*EXERCISE AIM*. Please give the listing again, word for word, with nothing left out.

• • • • •

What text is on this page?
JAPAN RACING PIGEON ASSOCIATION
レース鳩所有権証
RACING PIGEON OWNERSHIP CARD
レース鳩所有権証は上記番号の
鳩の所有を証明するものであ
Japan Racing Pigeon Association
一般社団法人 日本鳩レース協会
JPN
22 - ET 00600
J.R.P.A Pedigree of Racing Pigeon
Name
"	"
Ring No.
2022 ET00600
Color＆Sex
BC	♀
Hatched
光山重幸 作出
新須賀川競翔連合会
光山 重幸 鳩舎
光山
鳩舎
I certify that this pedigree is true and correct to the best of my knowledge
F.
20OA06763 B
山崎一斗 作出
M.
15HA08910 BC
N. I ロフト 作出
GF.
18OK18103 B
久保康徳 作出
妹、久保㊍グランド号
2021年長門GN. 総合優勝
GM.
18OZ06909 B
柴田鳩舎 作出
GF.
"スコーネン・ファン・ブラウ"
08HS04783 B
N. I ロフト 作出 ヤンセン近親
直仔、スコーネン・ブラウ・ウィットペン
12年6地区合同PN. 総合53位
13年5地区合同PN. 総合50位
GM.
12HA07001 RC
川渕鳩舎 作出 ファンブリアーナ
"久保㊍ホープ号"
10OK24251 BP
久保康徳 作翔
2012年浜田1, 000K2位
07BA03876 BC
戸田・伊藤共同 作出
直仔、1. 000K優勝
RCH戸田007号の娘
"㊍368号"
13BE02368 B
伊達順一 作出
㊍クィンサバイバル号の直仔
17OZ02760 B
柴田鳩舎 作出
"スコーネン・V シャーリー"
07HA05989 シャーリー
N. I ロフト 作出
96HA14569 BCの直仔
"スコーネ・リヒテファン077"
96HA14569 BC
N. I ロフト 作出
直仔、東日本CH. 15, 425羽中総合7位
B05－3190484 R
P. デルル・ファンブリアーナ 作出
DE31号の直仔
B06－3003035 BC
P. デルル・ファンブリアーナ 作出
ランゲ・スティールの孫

• • • • •

*EXERCISE RESPONSE*.
What text is on this page?
JAPAN RACING PIGEON ASSOCIATION
レース鳩所有権証
RACING PIGEON OWNERSHIP CARD
レース鳩所有権証は上記番号の
鳩の所有を証明するものであ
Japan Racing Pigeon Association
一般社団法人 日本鳩レース協会
JPN
22 - ET 00600
J.R.P.A Pedigree of Racing Pigeon
Name
"	"
Ring No.
2022 ET00600
Color＆Sex
BC	♀
Hatched
光山重幸 作出
新須賀川競翔連合会
光山 重幸 鳩舎
光山
鳩舎
I certify that this pedigree is true and correct to the best of my knowledge
F.
20OA06763 B
山崎一斗 作出
M.
15HA08910 BC
N. I ロフト 作出
GF.
18OK18103 B
久保康徳 作出
妹、久保㊍グランド号
2021年長門GN. 総合優勝
GM.
18OZ06909 B
柴田鳩舎 作出
GF.
"スコーネン・ファン・ブラウ"
08HS04783 B
N. I ロフト 作出 ヤンセン近親
直仔、スコーネン・ブラウ・ウィットペン
12年6地区合同PN. 総合53位
13年5地区合同PN. 総合50位
GM.
12HA07001 RC
川渕鳩舎 作出 ファンブリアーナ
"久保㊍ホープ号"
10OK24251 BP
久保康徳 作翔
2012年浜田1, 000K2位
07BA03876 BC
戸田・伊藤共同 作出
直仔、1. 000K優勝
RCH戸田007号の娘
"㊍368号"
13BE02368 B
伊達順一 作出
㊍クィンサバイバル号の直仔
17OZ02760 B
柴田鳩舎 作出
"スコーネン・V シャーリー"
07HA05989 シャーリー
N. I ロフト 作出
96HA14569 BCの直仔
"スコーネ・リヒテファン077"
96HA14569 BC
N. I ロフト 作出
直仔、東日本CH. 15, 425羽中総合7位
B05－3190484 R
P. デルル・ファンブリアーナ 作出
DE31号の直仔
B06－3003035 BC
P. デルル・ファンブリアーナ 作出
ランゲ・スティールの孫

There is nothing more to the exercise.